> [Items]:
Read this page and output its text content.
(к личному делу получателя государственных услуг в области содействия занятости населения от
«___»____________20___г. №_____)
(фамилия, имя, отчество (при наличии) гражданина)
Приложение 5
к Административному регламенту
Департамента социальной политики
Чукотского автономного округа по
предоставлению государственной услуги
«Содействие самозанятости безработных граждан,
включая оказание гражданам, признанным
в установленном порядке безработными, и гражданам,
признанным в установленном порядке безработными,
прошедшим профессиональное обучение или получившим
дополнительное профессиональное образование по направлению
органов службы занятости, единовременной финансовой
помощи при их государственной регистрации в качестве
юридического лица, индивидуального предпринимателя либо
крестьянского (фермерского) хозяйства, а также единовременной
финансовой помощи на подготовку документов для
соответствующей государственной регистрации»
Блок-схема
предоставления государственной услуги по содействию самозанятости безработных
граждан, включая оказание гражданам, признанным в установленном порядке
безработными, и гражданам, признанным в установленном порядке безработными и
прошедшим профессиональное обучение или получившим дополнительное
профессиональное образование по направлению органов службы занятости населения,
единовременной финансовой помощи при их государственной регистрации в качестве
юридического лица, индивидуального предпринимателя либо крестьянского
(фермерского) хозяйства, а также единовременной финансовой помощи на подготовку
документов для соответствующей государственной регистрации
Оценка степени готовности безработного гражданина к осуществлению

> [Written exercise]: Work out how many lines of the listing above include "лица". Answer with the number and nothing more.

> [Output]: 2